WHAT YOU HAVE TO DO:
The records below must be duplicated exactly, character for character.

-- Start STORED DATA --

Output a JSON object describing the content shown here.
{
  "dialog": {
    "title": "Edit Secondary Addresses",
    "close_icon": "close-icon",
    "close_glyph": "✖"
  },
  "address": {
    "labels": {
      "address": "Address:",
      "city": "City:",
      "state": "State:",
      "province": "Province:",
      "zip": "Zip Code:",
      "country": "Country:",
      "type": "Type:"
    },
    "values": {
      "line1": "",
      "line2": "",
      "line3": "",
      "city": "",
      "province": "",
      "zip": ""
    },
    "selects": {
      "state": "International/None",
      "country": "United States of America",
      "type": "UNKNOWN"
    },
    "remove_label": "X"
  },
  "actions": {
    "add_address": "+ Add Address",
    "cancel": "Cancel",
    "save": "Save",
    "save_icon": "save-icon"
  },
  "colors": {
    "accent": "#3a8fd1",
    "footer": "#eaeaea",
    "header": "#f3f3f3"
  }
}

-- End STORED DATA --

COMPLETE OUTPUT:
Output a JSON object describing the content shown here.
{
  "dialog": {
    "title": "Edit Secondary Addresses",
    "close_icon": "close-icon",
    "close_glyph": "✖"
  },
  "address": {
    "labels": {
      "address": "Address:",
      "city": "City:",
      "state": "State:",
      "province": "Province:",
      "zip": "Zip Code:",
      "country": "Country:",
      "type": "Type:"
    },
    "values": {
      "line1": "",
      "line2": "",
      "line3": "",
      "city": "",
      "province": "",
      "zip": ""
    },
    "selects": {
      "state": "International/None",
      "country": "United States of America",
      "type": "UNKNOWN"
    },
    "remove_label": "X"
  },
  "actions": {
    "add_address": "+ Add Address",
    "cancel": "Cancel",
    "save": "Save",
    "save_icon": "save-icon"
  },
  "colors": {
    "accent": "#3a8fd1",
    "footer": "#eaeaea",
    "header": "#f3f3f3"
  }
}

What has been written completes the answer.